> [Given exercise]: Produce the listing below again, exactly as shown.

> [Provided data]:
'''
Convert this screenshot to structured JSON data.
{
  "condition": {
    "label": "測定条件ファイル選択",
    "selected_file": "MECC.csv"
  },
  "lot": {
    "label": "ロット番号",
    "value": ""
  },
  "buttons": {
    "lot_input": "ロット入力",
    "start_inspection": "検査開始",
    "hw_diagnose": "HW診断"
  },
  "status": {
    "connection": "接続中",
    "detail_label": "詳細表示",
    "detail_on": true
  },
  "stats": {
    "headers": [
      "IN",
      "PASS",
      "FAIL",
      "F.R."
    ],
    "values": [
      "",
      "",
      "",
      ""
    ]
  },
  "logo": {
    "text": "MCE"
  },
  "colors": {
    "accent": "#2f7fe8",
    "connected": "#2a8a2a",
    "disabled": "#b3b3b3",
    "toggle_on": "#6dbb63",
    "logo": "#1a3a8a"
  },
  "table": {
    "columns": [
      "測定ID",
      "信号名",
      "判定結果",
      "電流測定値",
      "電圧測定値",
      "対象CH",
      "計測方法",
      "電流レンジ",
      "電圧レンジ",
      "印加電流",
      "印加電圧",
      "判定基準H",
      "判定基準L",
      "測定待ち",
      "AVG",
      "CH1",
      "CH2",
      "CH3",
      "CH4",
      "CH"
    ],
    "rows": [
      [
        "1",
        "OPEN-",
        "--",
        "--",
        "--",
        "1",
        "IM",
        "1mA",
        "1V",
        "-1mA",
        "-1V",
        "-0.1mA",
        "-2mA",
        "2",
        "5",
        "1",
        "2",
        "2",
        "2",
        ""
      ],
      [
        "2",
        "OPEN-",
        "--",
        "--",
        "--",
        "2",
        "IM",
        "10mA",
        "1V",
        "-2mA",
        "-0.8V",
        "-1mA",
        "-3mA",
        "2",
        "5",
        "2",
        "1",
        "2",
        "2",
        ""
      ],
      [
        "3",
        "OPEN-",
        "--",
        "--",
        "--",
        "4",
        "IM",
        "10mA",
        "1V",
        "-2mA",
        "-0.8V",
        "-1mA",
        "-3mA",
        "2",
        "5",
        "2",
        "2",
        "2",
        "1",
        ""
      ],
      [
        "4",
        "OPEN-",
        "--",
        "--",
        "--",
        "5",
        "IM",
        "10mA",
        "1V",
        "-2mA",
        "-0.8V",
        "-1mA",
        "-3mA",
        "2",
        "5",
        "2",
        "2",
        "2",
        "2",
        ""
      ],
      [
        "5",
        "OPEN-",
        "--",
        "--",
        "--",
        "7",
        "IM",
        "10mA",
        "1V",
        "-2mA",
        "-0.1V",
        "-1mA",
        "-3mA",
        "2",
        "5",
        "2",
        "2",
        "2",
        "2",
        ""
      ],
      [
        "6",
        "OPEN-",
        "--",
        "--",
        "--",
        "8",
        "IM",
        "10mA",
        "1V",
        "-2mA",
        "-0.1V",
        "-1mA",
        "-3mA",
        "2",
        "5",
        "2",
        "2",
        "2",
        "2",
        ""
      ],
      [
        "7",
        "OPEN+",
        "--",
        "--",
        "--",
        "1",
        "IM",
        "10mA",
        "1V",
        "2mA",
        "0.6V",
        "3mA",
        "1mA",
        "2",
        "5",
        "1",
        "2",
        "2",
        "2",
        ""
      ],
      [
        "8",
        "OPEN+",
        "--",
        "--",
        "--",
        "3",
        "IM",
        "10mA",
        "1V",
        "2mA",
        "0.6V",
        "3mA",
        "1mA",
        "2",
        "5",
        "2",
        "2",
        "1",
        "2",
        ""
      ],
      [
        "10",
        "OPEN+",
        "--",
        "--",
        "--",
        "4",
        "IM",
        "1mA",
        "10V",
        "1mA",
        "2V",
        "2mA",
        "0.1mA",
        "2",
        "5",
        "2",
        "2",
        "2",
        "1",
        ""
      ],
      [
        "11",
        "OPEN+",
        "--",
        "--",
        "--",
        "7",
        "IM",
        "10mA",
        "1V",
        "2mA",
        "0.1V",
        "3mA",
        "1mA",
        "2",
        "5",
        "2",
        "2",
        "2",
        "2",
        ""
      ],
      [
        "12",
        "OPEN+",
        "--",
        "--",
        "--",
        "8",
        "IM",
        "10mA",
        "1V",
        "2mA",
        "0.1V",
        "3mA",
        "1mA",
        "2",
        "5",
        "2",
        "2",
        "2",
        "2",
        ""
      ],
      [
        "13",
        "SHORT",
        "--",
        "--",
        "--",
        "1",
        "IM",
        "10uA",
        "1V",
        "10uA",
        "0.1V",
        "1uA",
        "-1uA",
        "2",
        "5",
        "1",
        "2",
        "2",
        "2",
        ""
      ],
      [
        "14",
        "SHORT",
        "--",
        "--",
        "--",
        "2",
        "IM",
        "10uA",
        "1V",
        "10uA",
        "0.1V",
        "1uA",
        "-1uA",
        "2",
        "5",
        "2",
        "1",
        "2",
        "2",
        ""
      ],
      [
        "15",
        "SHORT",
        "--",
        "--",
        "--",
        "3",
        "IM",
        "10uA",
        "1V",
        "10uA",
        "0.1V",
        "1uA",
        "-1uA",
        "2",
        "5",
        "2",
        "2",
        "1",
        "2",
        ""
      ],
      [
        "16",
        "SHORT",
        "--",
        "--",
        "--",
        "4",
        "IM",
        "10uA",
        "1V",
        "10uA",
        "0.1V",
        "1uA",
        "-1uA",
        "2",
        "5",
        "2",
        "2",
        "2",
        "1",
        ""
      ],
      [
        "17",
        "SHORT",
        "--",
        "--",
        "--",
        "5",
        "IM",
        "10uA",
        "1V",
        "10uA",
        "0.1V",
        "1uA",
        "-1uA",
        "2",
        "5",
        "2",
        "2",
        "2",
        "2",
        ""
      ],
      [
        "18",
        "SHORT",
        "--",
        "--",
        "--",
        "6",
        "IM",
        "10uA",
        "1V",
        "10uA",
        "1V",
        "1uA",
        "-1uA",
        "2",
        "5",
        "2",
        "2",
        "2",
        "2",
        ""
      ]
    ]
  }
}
'''
> [Solution to the exercise]:
Convert this screenshot to structured JSON data.
{
  "condition": {
    "label": "測定条件ファイル選択",
    "selected_file": "MECC.csv"
  },
  "lot": {
    "label": "ロット番号",
    "value": ""
  },
  "buttons": {
    "lot_input": "ロット入力",
    "start_inspection": "検査開始",
    "hw_diagnose": "HW診断"
  },
  "status": {
    "connection": "接続中",
    "detail_label": "詳細表示",
    "detail_on": true
  },
  "stats": {
    "headers": [
      "IN",
      "PASS",
      "FAIL",
      "F.R."
    ],
    "values": [
      "",
      "",
      "",
      ""
    ]
  },
  "logo": {
    "text": "MCE"
  },
  "colors": {
    "accent": "#2f7fe8",
    "connected": "#2a8a2a",
    "disabled": "#b3b3b3",
    "toggle_on": "#6dbb63",
    "logo": "#1a3a8a"
  },
  "table": {
    "columns": [
      "測定ID",
      "信号名",
      "判定結果",
      "電流測定値",
      "電圧測定値",
      "対象CH",
      "計測方法",
      "電流レンジ",
      "電圧レンジ",
      "印加電流",
      "印加電圧",
      "判定基準H",
      "判定基準L",
      "測定待ち",
      "AVG",
      "CH1",
      "CH2",
      "CH3",
      "CH4",
      "CH"
    ],
    "rows": [
      [
        "1",
        "OPEN-",
        "--",
        "--",
        "--",
        "1",
        "IM",
        "1mA",
        "1V",
        "-1mA",
        "-1V",
        "-0.1mA",
        "-2mA",
        "2",
        "5",
        "1",
        "2",
        "2",
        "2",
        ""
      ],
      [
        "2",
        "OPEN-",
        "--",
        "--",
        "--",
        "2",
        "IM",
        "10mA",
        "1V",
        "-2mA",
        "-0.8V",
        "-1mA",
        "-3mA",
        "2",
        "5",
        "2",
        "1",
        "2",
        "2",
        ""
      ],
      [
        "3",
        "OPEN-",
        "--",
        "--",
        "--",
        "4",
        "IM",
        "10mA",
        "1V",
        "-2mA",
        "-0.8V",
        "-1mA",
        "-3mA",
        "2",
        "5",
        "2",
        "2",
        "2",
        "1",
        ""
      ],
      [
        "4",
        "OPEN-",
        "--",
        "--",
        "--",
        "5",
        "IM",
        "10mA",
        "1V",
        "-2mA",
        "-0.8V",
        "-1mA",
        "-3mA",
        "2",
        "5",
        "2",
        "2",
        "2",
        "2",
        ""
      ],
      [
        "5",
        "OPEN-",
        "--",
        "--",
        "--",
        "7",
        "IM",
        "10mA",
        "1V",
        "-2mA",
        "-0.1V",
        "-1mA",
        "-3mA",
        "2",
        "5",
        "2",
        "2",
        "2",
        "2",
        ""
      ],
      [
        "6",
        "OPEN-",
        "--",
        "--",
        "--",
        "8",
        "IM",
        "10mA",
        "1V",
        "-2mA",
        "-0.1V",
        "-1mA",
        "-3mA",
        "2",
        "5",
        "2",
        "2",
        "2",
        "2",
        ""
      ],
      [
        "7",
        "OPEN+",
        "--",
        "--",
        "--",
        "1",
        "IM",
        "10mA",
        "1V",
        "2mA",
        "0.6V",
        "3mA",
        "1mA",
        "2",
        "5",
        "1",
        "2",
        "2",
        "2",
        ""
      ],
      [
        "8",
        "OPEN+",
        "--",
        "--",
        "--",
        "3",
        "IM",
        "10mA",
        "1V",
        "2mA",
        "0.6V",
        "3mA",
        "1mA",
        "2",
        "5",
        "2",
        "2",
        "1",
        "2",
        ""
      ],
      [
        "10",
        "OPEN+",
        "--",
        "--",
        "--",
        "4",
        "IM",
        "1mA",
        "10V",
        "1mA",
        "2V",
        "2mA",
        "0.1mA",
        "2",
        "5",
        "2",
        "2",
        "2",
        "1",
        ""
      ],
      [
        "11",
        "OPEN+",
        "--",
        "--",
        "--",
        "7",
        "IM",
        "10mA",
        "1V",
        "2mA",
        "0.1V",
        "3mA",
        "1mA",
        "2",
        "5",
        "2",
        "2",
        "2",
        "2",
        ""
      ],
      [
        "12",
        "OPEN+",
        "--",
        "--",
        "--",
        "8",
        "IM",
        "10mA",
        "1V",
        "2mA",
        "0.1V",
        "3mA",
        "1mA",
        "2",
        "5",
        "2",
        "2",
        "2",
        "2",
        ""
      ],
      [
        "13",
        "SHORT",
        "--",
        "--",
        "--",
        "1",
        "IM",
        "10uA",
        "1V",
        "10uA",
        "0.1V",
        "1uA",
        "-1uA",
        "2",
        "5",
        "1",
        "2",
        "2",
        "2",
        ""
      ],
      [
        "14",
        "SHORT",
        "--",
        "--",
        "--",
        "2",
        "IM",
        "10uA",
        "1V",
        "10uA",
        "0.1V",
        "1uA",
        "-1uA",
        "2",
        "5",
        "2",
        "1",
        "2",
        "2",
        ""
      ],
      [
        "15",
        "SHORT",
        "--",
        "--",
        "--",
        "3",
        "IM",
        "10uA",
        "1V",
        "10uA",
        "0.1V",
        "1uA",
        "-1uA",
        "2",
        "5",
        "2",
        "2",
        "1",
        "2",
        ""
      ],
      [
        "16",
        "SHORT",
        "--",
        "--",
        "--",
        "4",
        "IM",
        "10uA",
        "1V",
        "10uA",
        "0.1V",
        "1uA",
        "-1uA",
        "2",
        "5",
        "2",
        "2",
        "2",
        "1",
        ""
      ],
      [
        "17",
        "SHORT",
        "--",
        "--",
        "--",
        "5",
        "IM",
        "10uA",
        "1V",
        "10uA",
        "0.1V",
        "1uA",
        "-1uA",
        "2",
        "5",
        "2",
        "2",
        "2",
        "2",
        ""
      ],
      [
        "18",
        "SHORT",
        "--",
        "--",
        "--",
        "6",
        "IM",
        "10uA",
        "1V",
        "10uA",
        "1V",
        "1uA",
        "-1uA",
        "2",
        "5",
        "2",
        "2",
        "2",
        "2",
        ""
      ]
    ]
  }
}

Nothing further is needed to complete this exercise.